Extract all lines that hold the string "title".

--- begin Data provided ---

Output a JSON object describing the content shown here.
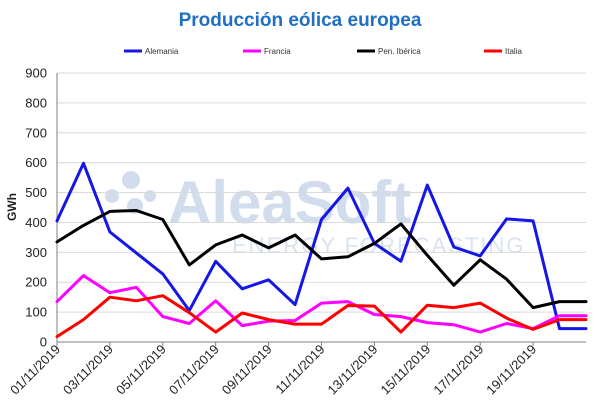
{
  "chart_data": {
    "type": "line",
    "title": "Producción eólica europea",
    "ylabel": "GWh",
    "xlabel": "",
    "ylim": [
      0,
      900
    ],
    "yticks": [
      0,
      100,
      200,
      300,
      400,
      500,
      600,
      700,
      800,
      900
    ],
    "grid": true,
    "legend_position": "top",
    "x": [
      "01/11/2019",
      "02/11/2019",
      "03/11/2019",
      "04/11/2019",
      "05/11/2019",
      "06/11/2019",
      "07/11/2019",
      "08/11/2019",
      "09/11/2019",
      "10/11/2019",
      "11/11/2019",
      "12/11/2019",
      "13/11/2019",
      "14/11/2019",
      "15/11/2019",
      "16/11/2019",
      "17/11/2019",
      "18/11/2019",
      "19/11/2019",
      "20/11/2019",
      "21/11/2019"
    ],
    "xtick_labels": [
      "01/11/2019",
      "03/11/2019",
      "05/11/2019",
      "07/11/2019",
      "09/11/2019",
      "11/11/2019",
      "13/11/2019",
      "15/11/2019",
      "17/11/2019",
      "19/11/2019"
    ],
    "series": [
      {
        "name": "Alemania",
        "color": "#1616e6",
        "values": [
          405,
          598,
          368,
          298,
          228,
          105,
          270,
          178,
          208,
          125,
          410,
          515,
          330,
          270,
          525,
          318,
          288,
          412,
          405,
          45,
          45
        ]
      },
      {
        "name": "Francia",
        "color": "#ff00ff",
        "values": [
          135,
          222,
          165,
          183,
          85,
          62,
          138,
          55,
          70,
          72,
          130,
          135,
          92,
          85,
          65,
          58,
          33,
          62,
          45,
          88,
          88
        ]
      },
      {
        "name": "Pen. Ibérica",
        "color": "#000000",
        "values": [
          335,
          390,
          437,
          440,
          410,
          258,
          325,
          358,
          315,
          358,
          278,
          285,
          330,
          395,
          290,
          190,
          275,
          210,
          115,
          135,
          135
        ]
      },
      {
        "name": "Italia",
        "color": "#ff0000",
        "values": [
          18,
          75,
          150,
          138,
          155,
          98,
          33,
          97,
          75,
          60,
          60,
          122,
          120,
          33,
          123,
          115,
          130,
          80,
          42,
          75,
          75
        ]
      }
    ]
  },
  "watermark": {
    "brand": "AleaSoft",
    "tagline": "ENERGY FORECASTING"
  },
  "colors": {
    "title": "#1f6fc5",
    "grid": "#d9d9d9",
    "axis": "#7f7f7f"
  }
}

--- end Data provided ---

◆ **Result for this exercise**:
    "title": "Producción eólica europea",
    "title": "#1f6fc5",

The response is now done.